__ENTRIES SHOWN__
══════

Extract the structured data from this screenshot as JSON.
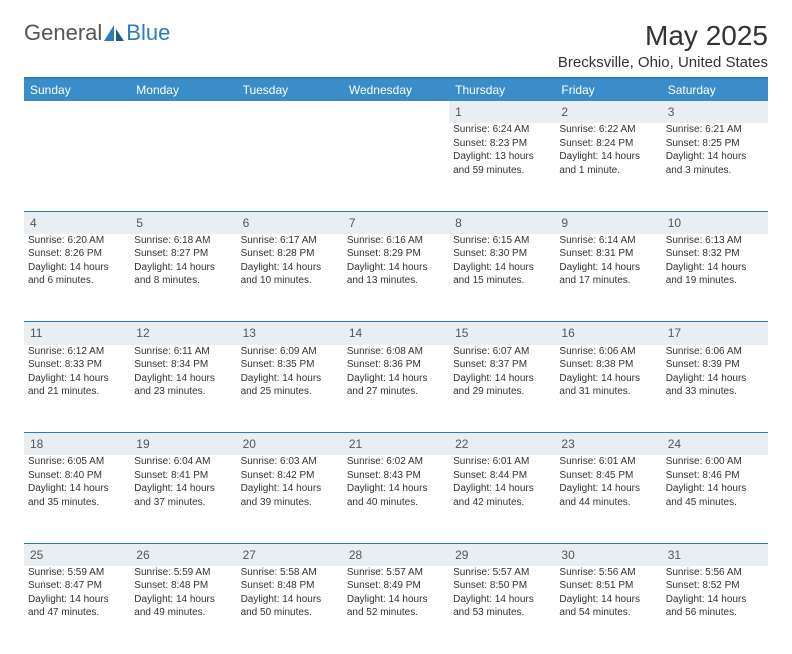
{
  "logo": {
    "text_gray": "General",
    "text_blue": "Blue"
  },
  "title": "May 2025",
  "location": "Brecksville, Ohio, United States",
  "colors": {
    "header_bg": "#3b8dc9",
    "header_border": "#2d7bbd",
    "daynum_bg": "#e9eef2",
    "text": "#333333",
    "divider": "#2d7bbd"
  },
  "columns": [
    "Sunday",
    "Monday",
    "Tuesday",
    "Wednesday",
    "Thursday",
    "Friday",
    "Saturday"
  ],
  "weeks": [
    {
      "nums": [
        "",
        "",
        "",
        "",
        "1",
        "2",
        "3"
      ],
      "cells": [
        null,
        null,
        null,
        null,
        {
          "sr": "Sunrise: 6:24 AM",
          "ss": "Sunset: 8:23 PM",
          "d1": "Daylight: 13 hours",
          "d2": "and 59 minutes."
        },
        {
          "sr": "Sunrise: 6:22 AM",
          "ss": "Sunset: 8:24 PM",
          "d1": "Daylight: 14 hours",
          "d2": "and 1 minute."
        },
        {
          "sr": "Sunrise: 6:21 AM",
          "ss": "Sunset: 8:25 PM",
          "d1": "Daylight: 14 hours",
          "d2": "and 3 minutes."
        }
      ]
    },
    {
      "nums": [
        "4",
        "5",
        "6",
        "7",
        "8",
        "9",
        "10"
      ],
      "cells": [
        {
          "sr": "Sunrise: 6:20 AM",
          "ss": "Sunset: 8:26 PM",
          "d1": "Daylight: 14 hours",
          "d2": "and 6 minutes."
        },
        {
          "sr": "Sunrise: 6:18 AM",
          "ss": "Sunset: 8:27 PM",
          "d1": "Daylight: 14 hours",
          "d2": "and 8 minutes."
        },
        {
          "sr": "Sunrise: 6:17 AM",
          "ss": "Sunset: 8:28 PM",
          "d1": "Daylight: 14 hours",
          "d2": "and 10 minutes."
        },
        {
          "sr": "Sunrise: 6:16 AM",
          "ss": "Sunset: 8:29 PM",
          "d1": "Daylight: 14 hours",
          "d2": "and 13 minutes."
        },
        {
          "sr": "Sunrise: 6:15 AM",
          "ss": "Sunset: 8:30 PM",
          "d1": "Daylight: 14 hours",
          "d2": "and 15 minutes."
        },
        {
          "sr": "Sunrise: 6:14 AM",
          "ss": "Sunset: 8:31 PM",
          "d1": "Daylight: 14 hours",
          "d2": "and 17 minutes."
        },
        {
          "sr": "Sunrise: 6:13 AM",
          "ss": "Sunset: 8:32 PM",
          "d1": "Daylight: 14 hours",
          "d2": "and 19 minutes."
        }
      ]
    },
    {
      "nums": [
        "11",
        "12",
        "13",
        "14",
        "15",
        "16",
        "17"
      ],
      "cells": [
        {
          "sr": "Sunrise: 6:12 AM",
          "ss": "Sunset: 8:33 PM",
          "d1": "Daylight: 14 hours",
          "d2": "and 21 minutes."
        },
        {
          "sr": "Sunrise: 6:11 AM",
          "ss": "Sunset: 8:34 PM",
          "d1": "Daylight: 14 hours",
          "d2": "and 23 minutes."
        },
        {
          "sr": "Sunrise: 6:09 AM",
          "ss": "Sunset: 8:35 PM",
          "d1": "Daylight: 14 hours",
          "d2": "and 25 minutes."
        },
        {
          "sr": "Sunrise: 6:08 AM",
          "ss": "Sunset: 8:36 PM",
          "d1": "Daylight: 14 hours",
          "d2": "and 27 minutes."
        },
        {
          "sr": "Sunrise: 6:07 AM",
          "ss": "Sunset: 8:37 PM",
          "d1": "Daylight: 14 hours",
          "d2": "and 29 minutes."
        },
        {
          "sr": "Sunrise: 6:06 AM",
          "ss": "Sunset: 8:38 PM",
          "d1": "Daylight: 14 hours",
          "d2": "and 31 minutes."
        },
        {
          "sr": "Sunrise: 6:06 AM",
          "ss": "Sunset: 8:39 PM",
          "d1": "Daylight: 14 hours",
          "d2": "and 33 minutes."
        }
      ]
    },
    {
      "nums": [
        "18",
        "19",
        "20",
        "21",
        "22",
        "23",
        "24"
      ],
      "cells": [
        {
          "sr": "Sunrise: 6:05 AM",
          "ss": "Sunset: 8:40 PM",
          "d1": "Daylight: 14 hours",
          "d2": "and 35 minutes."
        },
        {
          "sr": "Sunrise: 6:04 AM",
          "ss": "Sunset: 8:41 PM",
          "d1": "Daylight: 14 hours",
          "d2": "and 37 minutes."
        },
        {
          "sr": "Sunrise: 6:03 AM",
          "ss": "Sunset: 8:42 PM",
          "d1": "Daylight: 14 hours",
          "d2": "and 39 minutes."
        },
        {
          "sr": "Sunrise: 6:02 AM",
          "ss": "Sunset: 8:43 PM",
          "d1": "Daylight: 14 hours",
          "d2": "and 40 minutes."
        },
        {
          "sr": "Sunrise: 6:01 AM",
          "ss": "Sunset: 8:44 PM",
          "d1": "Daylight: 14 hours",
          "d2": "and 42 minutes."
        },
        {
          "sr": "Sunrise: 6:01 AM",
          "ss": "Sunset: 8:45 PM",
          "d1": "Daylight: 14 hours",
          "d2": "and 44 minutes."
        },
        {
          "sr": "Sunrise: 6:00 AM",
          "ss": "Sunset: 8:46 PM",
          "d1": "Daylight: 14 hours",
          "d2": "and 45 minutes."
        }
      ]
    },
    {
      "nums": [
        "25",
        "26",
        "27",
        "28",
        "29",
        "30",
        "31"
      ],
      "cells": [
        {
          "sr": "Sunrise: 5:59 AM",
          "ss": "Sunset: 8:47 PM",
          "d1": "Daylight: 14 hours",
          "d2": "and 47 minutes."
        },
        {
          "sr": "Sunrise: 5:59 AM",
          "ss": "Sunset: 8:48 PM",
          "d1": "Daylight: 14 hours",
          "d2": "and 49 minutes."
        },
        {
          "sr": "Sunrise: 5:58 AM",
          "ss": "Sunset: 8:48 PM",
          "d1": "Daylight: 14 hours",
          "d2": "and 50 minutes."
        },
        {
          "sr": "Sunrise: 5:57 AM",
          "ss": "Sunset: 8:49 PM",
          "d1": "Daylight: 14 hours",
          "d2": "and 52 minutes."
        },
        {
          "sr": "Sunrise: 5:57 AM",
          "ss": "Sunset: 8:50 PM",
          "d1": "Daylight: 14 hours",
          "d2": "and 53 minutes."
        },
        {
          "sr": "Sunrise: 5:56 AM",
          "ss": "Sunset: 8:51 PM",
          "d1": "Daylight: 14 hours",
          "d2": "and 54 minutes."
        },
        {
          "sr": "Sunrise: 5:56 AM",
          "ss": "Sunset: 8:52 PM",
          "d1": "Daylight: 14 hours",
          "d2": "and 56 minutes."
        }
      ]
    }
  ]
}
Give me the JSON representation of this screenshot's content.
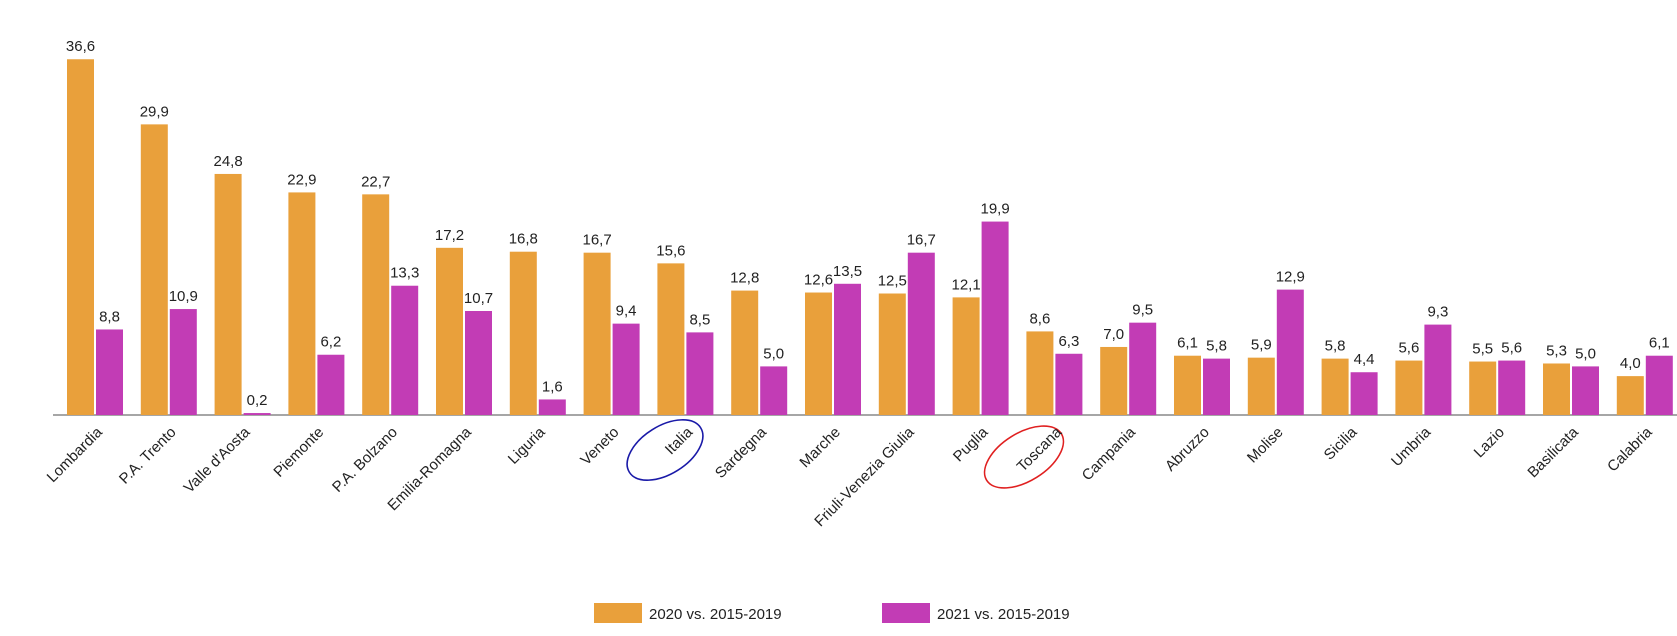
{
  "chart_data": {
    "type": "bar",
    "categories": [
      "Lombardia",
      "P.A. Trento",
      "Valle d'Aosta",
      "Piemonte",
      "P.A. Bolzano",
      "Emilia-Romagna",
      "Liguria",
      "Veneto",
      "Italia",
      "Sardegna",
      "Marche",
      "Friuli-Venezia Giulia",
      "Puglia",
      "Toscana",
      "Campania",
      "Abruzzo",
      "Molise",
      "Sicilia",
      "Umbria",
      "Lazio",
      "Basilicata",
      "Calabria"
    ],
    "series": [
      {
        "name": "2020 vs. 2015-2019",
        "color": "#e9a03b",
        "values": [
          36.6,
          29.9,
          24.8,
          22.9,
          22.7,
          17.2,
          16.8,
          16.7,
          15.6,
          12.8,
          12.6,
          12.5,
          12.1,
          8.6,
          7.0,
          6.1,
          5.9,
          5.8,
          5.6,
          5.5,
          5.3,
          4.0
        ],
        "value_labels": [
          "36,6",
          "29,9",
          "24,8",
          "22,9",
          "22,7",
          "17,2",
          "16,8",
          "16,7",
          "15,6",
          "12,8",
          "12,6",
          "12,5",
          "12,1",
          "8,6",
          "7,0",
          "6,1",
          "5,9",
          "5,8",
          "5,6",
          "5,5",
          "5,3",
          "4,0"
        ]
      },
      {
        "name": "2021 vs. 2015-2019",
        "color": "#c23cb5",
        "values": [
          8.8,
          10.9,
          0.2,
          6.2,
          13.3,
          10.7,
          1.6,
          9.4,
          8.5,
          5.0,
          13.5,
          16.7,
          19.9,
          6.3,
          9.5,
          5.8,
          12.9,
          4.4,
          9.3,
          5.6,
          5.0,
          6.1
        ],
        "value_labels": [
          "8,8",
          "10,9",
          "0,2",
          "6,2",
          "13,3",
          "10,7",
          "1,6",
          "9,4",
          "8,5",
          "5,0",
          "13,5",
          "16,7",
          "19,9",
          "6,3",
          "9,5",
          "5,8",
          "12,9",
          "4,4",
          "9,3",
          "5,6",
          "5,0",
          "6,1"
        ]
      }
    ]
  }
}
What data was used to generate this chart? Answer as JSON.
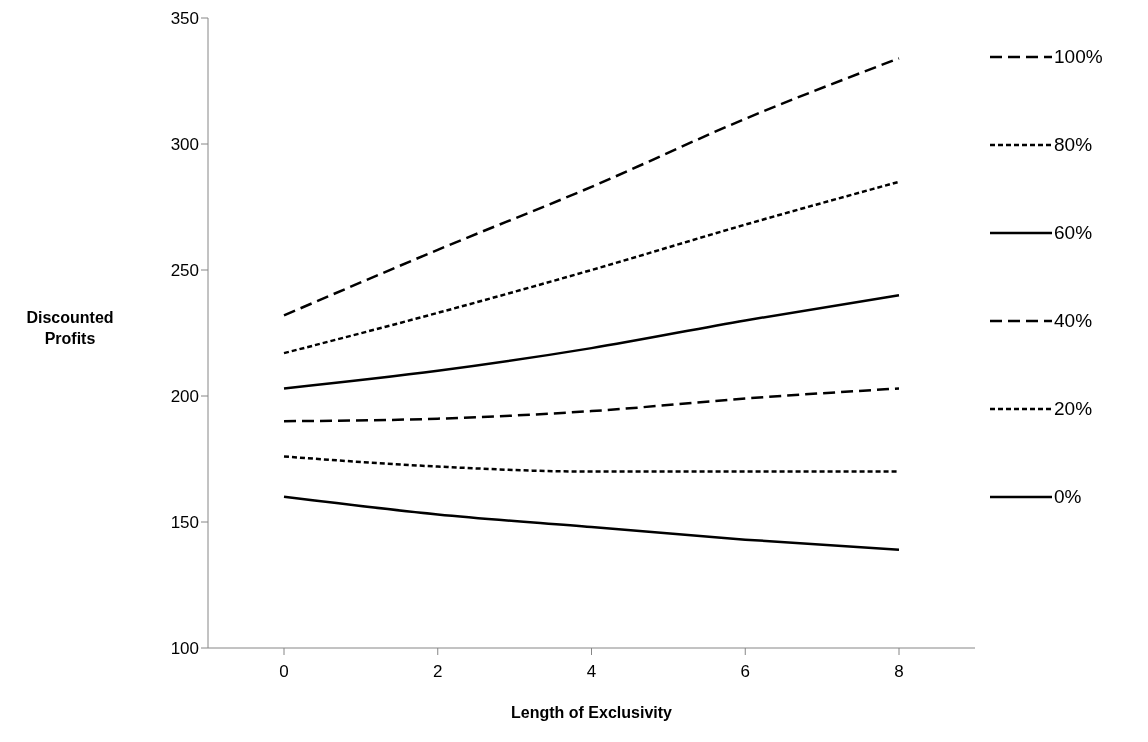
{
  "chart_data": {
    "type": "line",
    "xlabel": "Length of Exclusivity",
    "ylabel": "Discounted Profits",
    "categories": [
      "0",
      "2",
      "4",
      "6",
      "8"
    ],
    "ylim": [
      100,
      350
    ],
    "yticks": [
      100,
      150,
      200,
      250,
      300,
      350
    ],
    "grid": false,
    "legend": "right",
    "marker": "none",
    "series": [
      {
        "name": "100%",
        "color": "#000000",
        "line_style": "dashed",
        "values": [
          232,
          258,
          283,
          310,
          334
        ]
      },
      {
        "name": "80%",
        "color": "#000000",
        "line_style": "dotted",
        "values": [
          217,
          233,
          250,
          268,
          285
        ]
      },
      {
        "name": "60%",
        "color": "#000000",
        "line_style": "solid",
        "values": [
          203,
          210,
          219,
          230,
          240
        ]
      },
      {
        "name": "40%",
        "color": "#000000",
        "line_style": "dashed",
        "values": [
          190,
          191,
          194,
          199,
          203
        ]
      },
      {
        "name": "20%",
        "color": "#000000",
        "line_style": "dotted",
        "values": [
          176,
          172,
          170,
          170,
          170
        ]
      },
      {
        "name": "0%",
        "color": "#000000",
        "line_style": "solid",
        "values": [
          160,
          153,
          148,
          143,
          139
        ]
      }
    ]
  }
}
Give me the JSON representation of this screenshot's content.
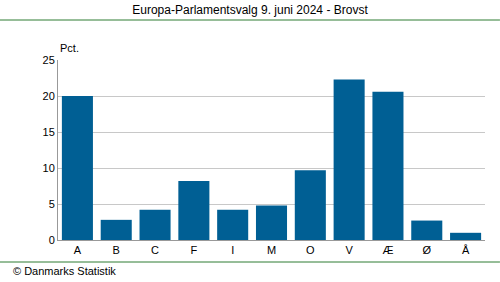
{
  "chart_data": {
    "type": "bar",
    "title": "Europa-Parlamentsvalg 9. juni 2024 - Brovst",
    "ylabel": "Pct.",
    "categories": [
      "A",
      "B",
      "C",
      "F",
      "I",
      "M",
      "O",
      "V",
      "Æ",
      "Ø",
      "Å"
    ],
    "values": [
      20.0,
      2.8,
      4.2,
      8.2,
      4.2,
      4.8,
      9.7,
      22.3,
      20.6,
      2.7,
      1.0
    ],
    "color": "#005f94",
    "ylim": [
      0,
      25
    ],
    "yticks": [
      0,
      5,
      10,
      15,
      20,
      25
    ],
    "grid": true,
    "annotations": [
      "© Danmarks Statistik"
    ]
  }
}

══════

From the data above, copy out every line with the string "name" in it.

__SOLUTION BELOW__
        "name": "2020 vs. 2015-2019",
        "name": "2021 vs. 2015-2019",
        "name": "100%",
        "name": "80%",
        "name": "60%",
        "name": "40%",
        "name": "20%",
        "name": "0%",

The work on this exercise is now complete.